### DATA LINES:

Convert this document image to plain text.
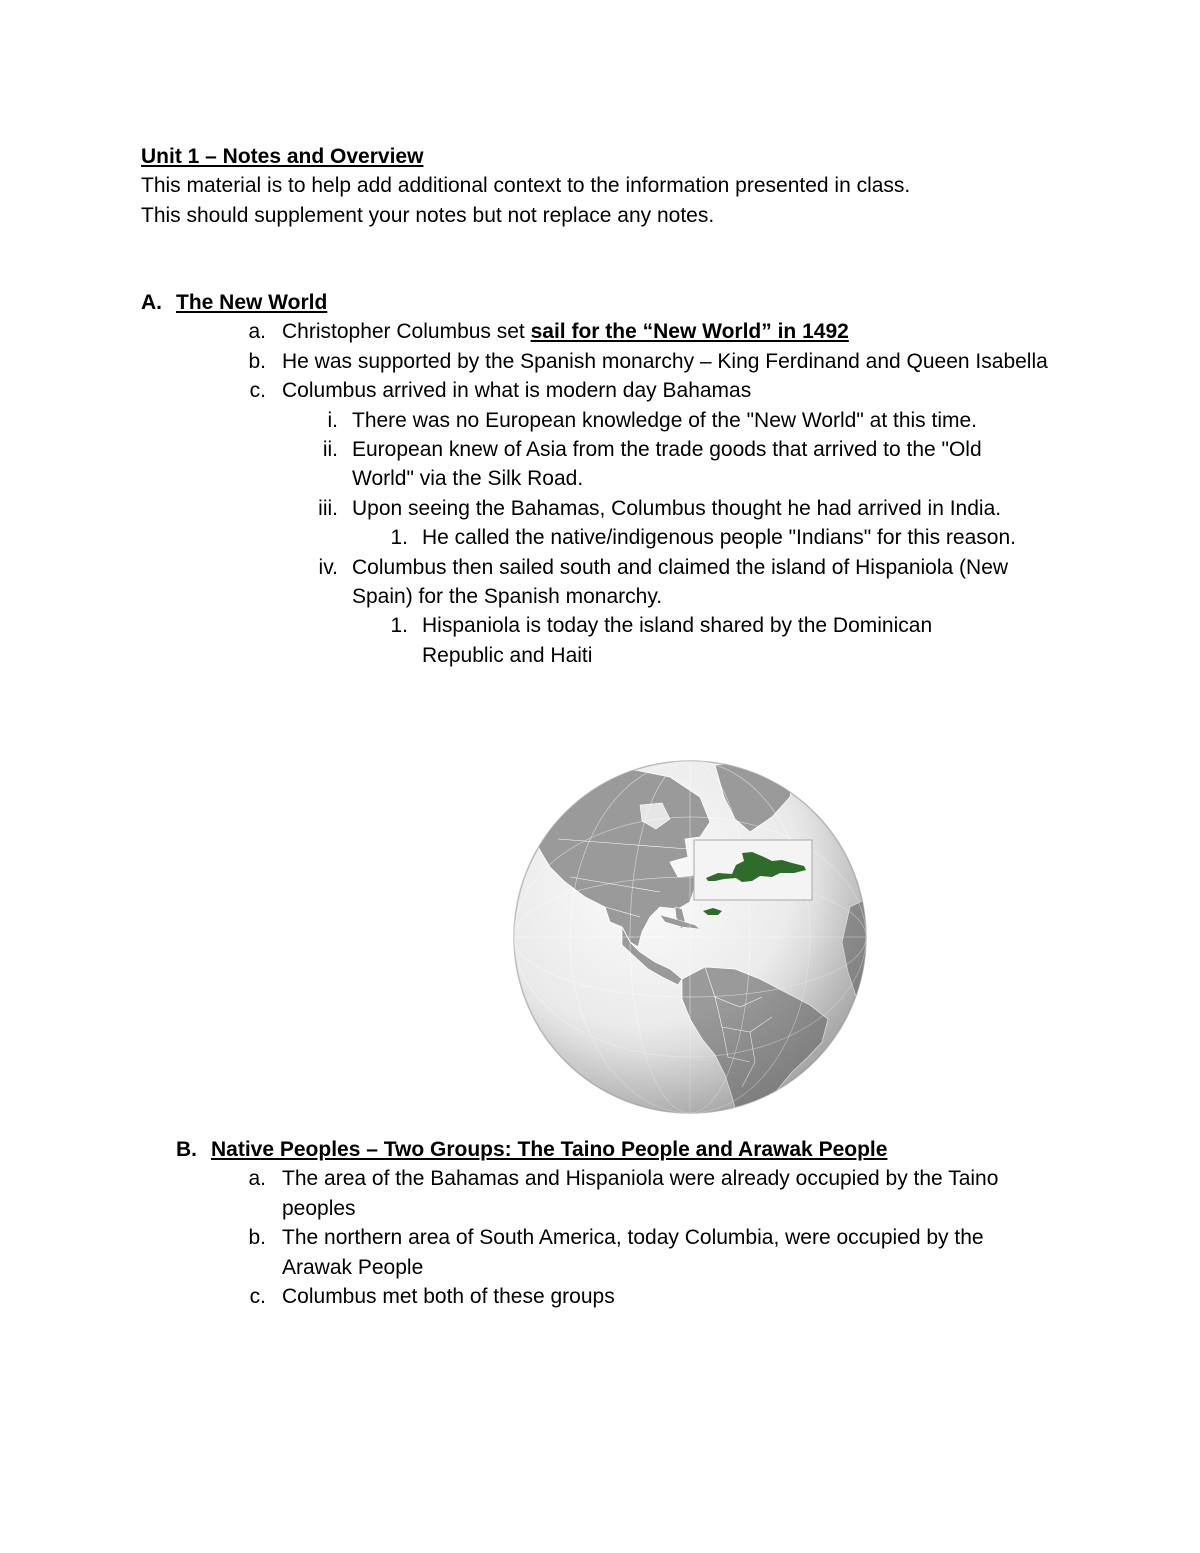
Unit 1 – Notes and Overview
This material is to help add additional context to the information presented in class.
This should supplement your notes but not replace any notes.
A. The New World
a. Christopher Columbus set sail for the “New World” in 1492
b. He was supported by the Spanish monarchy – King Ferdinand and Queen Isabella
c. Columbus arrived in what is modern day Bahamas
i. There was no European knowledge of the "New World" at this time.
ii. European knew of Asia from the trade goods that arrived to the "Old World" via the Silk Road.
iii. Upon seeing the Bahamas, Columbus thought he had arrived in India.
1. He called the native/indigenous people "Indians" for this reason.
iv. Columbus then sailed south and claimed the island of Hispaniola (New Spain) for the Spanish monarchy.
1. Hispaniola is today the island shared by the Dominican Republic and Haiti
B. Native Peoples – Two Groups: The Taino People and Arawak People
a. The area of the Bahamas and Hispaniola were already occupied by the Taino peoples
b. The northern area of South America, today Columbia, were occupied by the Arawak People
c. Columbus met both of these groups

--

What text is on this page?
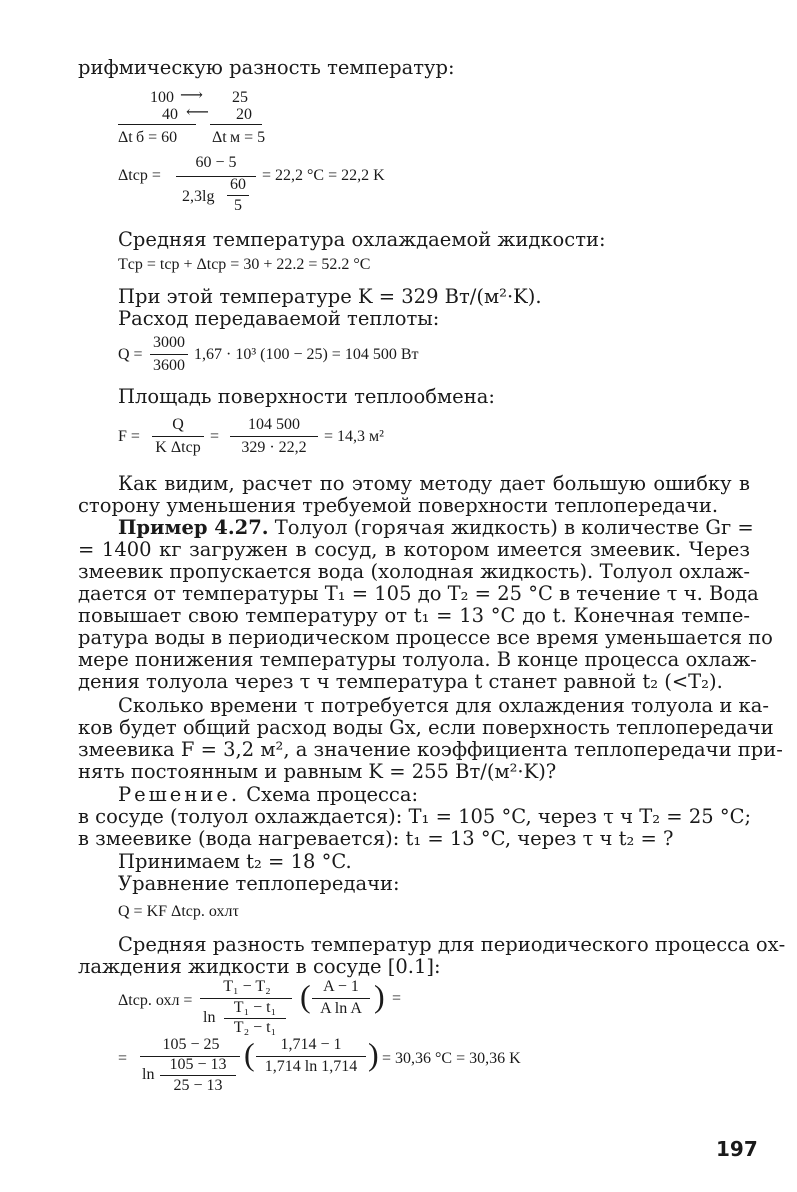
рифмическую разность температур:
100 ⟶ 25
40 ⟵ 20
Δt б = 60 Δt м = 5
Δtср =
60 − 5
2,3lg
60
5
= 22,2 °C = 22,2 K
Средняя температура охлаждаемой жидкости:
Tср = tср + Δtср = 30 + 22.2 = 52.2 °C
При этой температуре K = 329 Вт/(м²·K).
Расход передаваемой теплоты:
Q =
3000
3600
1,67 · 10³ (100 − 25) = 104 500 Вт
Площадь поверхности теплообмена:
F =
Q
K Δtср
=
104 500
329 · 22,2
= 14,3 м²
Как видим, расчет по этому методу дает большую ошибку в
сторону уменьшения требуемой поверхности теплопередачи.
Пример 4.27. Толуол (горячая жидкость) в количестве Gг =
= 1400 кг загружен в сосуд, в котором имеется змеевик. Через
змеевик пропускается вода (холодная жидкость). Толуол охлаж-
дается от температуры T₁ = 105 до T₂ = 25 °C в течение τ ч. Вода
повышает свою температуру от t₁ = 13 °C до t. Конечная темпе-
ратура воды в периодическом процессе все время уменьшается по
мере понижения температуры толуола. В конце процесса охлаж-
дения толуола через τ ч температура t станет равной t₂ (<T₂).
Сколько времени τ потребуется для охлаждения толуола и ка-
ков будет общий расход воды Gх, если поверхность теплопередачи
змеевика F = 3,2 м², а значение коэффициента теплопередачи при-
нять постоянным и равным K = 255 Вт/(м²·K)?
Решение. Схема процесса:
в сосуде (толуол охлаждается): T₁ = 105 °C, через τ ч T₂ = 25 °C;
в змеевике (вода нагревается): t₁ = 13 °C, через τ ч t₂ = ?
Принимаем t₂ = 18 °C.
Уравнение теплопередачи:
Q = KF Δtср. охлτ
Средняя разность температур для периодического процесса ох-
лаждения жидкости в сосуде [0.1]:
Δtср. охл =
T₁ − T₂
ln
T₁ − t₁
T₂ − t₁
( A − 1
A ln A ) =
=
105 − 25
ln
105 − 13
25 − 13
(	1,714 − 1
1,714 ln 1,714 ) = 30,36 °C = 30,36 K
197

### DIRECTIONS:
Among the lines of the data above, determine how many contain the word "жидкости". Report the number alone.

### RESULT OF THE TASK:
2